▶ [TASK DETAILS] Which lines hold the word "订单编号"? Copy each one.

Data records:
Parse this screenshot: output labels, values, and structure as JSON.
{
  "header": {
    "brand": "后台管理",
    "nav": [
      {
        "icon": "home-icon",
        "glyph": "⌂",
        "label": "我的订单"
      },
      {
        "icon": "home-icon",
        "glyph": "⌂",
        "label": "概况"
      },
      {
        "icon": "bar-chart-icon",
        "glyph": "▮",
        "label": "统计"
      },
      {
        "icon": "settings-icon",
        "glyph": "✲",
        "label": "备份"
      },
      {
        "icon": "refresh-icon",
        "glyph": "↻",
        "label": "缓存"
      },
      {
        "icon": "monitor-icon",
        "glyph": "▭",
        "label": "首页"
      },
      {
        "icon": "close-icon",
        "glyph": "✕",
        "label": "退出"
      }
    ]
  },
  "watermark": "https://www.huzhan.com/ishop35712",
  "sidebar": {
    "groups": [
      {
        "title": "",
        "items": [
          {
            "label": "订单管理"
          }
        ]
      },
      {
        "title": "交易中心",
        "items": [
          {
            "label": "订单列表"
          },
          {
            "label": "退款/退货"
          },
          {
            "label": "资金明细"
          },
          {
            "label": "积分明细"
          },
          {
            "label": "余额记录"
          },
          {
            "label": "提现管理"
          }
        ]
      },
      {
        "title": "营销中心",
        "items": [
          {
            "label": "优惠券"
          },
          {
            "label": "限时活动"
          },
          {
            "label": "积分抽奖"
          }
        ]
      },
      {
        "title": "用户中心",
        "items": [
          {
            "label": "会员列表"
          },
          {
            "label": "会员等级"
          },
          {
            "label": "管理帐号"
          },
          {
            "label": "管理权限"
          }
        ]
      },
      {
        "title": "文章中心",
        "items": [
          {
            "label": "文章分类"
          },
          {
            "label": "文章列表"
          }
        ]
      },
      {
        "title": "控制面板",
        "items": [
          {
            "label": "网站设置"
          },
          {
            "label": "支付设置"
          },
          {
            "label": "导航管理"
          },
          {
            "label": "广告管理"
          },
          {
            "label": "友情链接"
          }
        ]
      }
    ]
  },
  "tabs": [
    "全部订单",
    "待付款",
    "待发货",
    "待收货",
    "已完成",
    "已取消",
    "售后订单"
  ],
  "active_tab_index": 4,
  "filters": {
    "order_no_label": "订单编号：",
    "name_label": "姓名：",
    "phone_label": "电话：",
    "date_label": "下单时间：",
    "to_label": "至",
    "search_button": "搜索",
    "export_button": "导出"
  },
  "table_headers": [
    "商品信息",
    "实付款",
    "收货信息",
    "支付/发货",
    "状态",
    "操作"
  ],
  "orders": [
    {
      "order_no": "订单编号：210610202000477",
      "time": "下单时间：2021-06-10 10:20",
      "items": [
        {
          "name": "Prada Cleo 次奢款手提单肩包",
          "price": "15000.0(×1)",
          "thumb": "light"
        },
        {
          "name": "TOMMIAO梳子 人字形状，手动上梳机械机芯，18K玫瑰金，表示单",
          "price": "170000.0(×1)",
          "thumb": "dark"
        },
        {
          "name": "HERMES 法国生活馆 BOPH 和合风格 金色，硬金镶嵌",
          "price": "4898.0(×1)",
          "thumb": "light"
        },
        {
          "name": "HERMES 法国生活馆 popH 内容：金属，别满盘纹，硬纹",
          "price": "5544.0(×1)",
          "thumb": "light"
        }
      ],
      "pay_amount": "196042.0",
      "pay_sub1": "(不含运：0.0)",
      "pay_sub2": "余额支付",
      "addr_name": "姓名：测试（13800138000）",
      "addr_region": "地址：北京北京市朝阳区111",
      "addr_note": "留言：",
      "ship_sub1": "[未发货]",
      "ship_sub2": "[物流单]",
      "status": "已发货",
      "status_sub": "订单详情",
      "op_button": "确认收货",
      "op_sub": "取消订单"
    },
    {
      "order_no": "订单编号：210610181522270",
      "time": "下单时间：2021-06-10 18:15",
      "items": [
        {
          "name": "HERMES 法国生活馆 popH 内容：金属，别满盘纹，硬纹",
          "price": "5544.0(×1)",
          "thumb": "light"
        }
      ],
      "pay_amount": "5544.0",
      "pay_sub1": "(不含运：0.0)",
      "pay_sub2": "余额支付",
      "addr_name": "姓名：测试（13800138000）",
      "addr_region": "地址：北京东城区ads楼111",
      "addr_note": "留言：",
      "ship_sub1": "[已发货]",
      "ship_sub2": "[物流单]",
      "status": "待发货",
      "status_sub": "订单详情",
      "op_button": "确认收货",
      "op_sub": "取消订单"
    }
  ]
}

▶ [SOLUTION TO THIS TASK]
    "order_no_label": "订单编号：",
      "order_no": "订单编号：210610202000477",
      "order_no": "订单编号：210610181522270",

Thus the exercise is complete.